_Goal_
Copy the records word for word, from the start of the records to the line with "text-field[interactable]: 051-5555555 xyxy=(350,116,970,186)", including both ends.

_Dataset_
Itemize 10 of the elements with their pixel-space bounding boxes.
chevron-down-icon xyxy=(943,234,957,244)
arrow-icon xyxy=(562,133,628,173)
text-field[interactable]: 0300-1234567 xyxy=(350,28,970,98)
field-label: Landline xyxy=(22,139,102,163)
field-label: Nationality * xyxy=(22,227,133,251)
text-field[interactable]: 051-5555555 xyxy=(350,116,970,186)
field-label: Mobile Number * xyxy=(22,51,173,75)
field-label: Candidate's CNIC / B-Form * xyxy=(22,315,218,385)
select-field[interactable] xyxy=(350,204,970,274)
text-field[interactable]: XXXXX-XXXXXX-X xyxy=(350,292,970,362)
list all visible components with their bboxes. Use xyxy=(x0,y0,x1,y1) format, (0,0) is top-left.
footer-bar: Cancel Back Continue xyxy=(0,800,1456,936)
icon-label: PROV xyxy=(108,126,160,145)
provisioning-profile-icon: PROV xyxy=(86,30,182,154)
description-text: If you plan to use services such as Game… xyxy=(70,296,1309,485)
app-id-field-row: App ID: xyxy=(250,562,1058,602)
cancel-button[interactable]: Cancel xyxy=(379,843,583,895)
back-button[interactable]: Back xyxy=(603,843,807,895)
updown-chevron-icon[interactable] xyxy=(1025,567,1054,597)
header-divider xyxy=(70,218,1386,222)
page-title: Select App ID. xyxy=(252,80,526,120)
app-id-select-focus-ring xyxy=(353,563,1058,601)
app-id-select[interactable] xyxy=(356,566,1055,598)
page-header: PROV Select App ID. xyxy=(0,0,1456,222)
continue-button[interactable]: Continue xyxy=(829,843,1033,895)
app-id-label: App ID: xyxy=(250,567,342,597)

_Worked solution_
Itemize 10 of the elements with their pixel-space bounding boxes.
chevron-down-icon xyxy=(943,234,957,244)
arrow-icon xyxy=(562,133,628,173)
text-field[interactable]: 0300-1234567 xyxy=(350,28,970,98)
field-label: Landline xyxy=(22,139,102,163)
field-label: Nationality * xyxy=(22,227,133,251)
text-field[interactable]: 051-5555555 xyxy=(350,116,970,186)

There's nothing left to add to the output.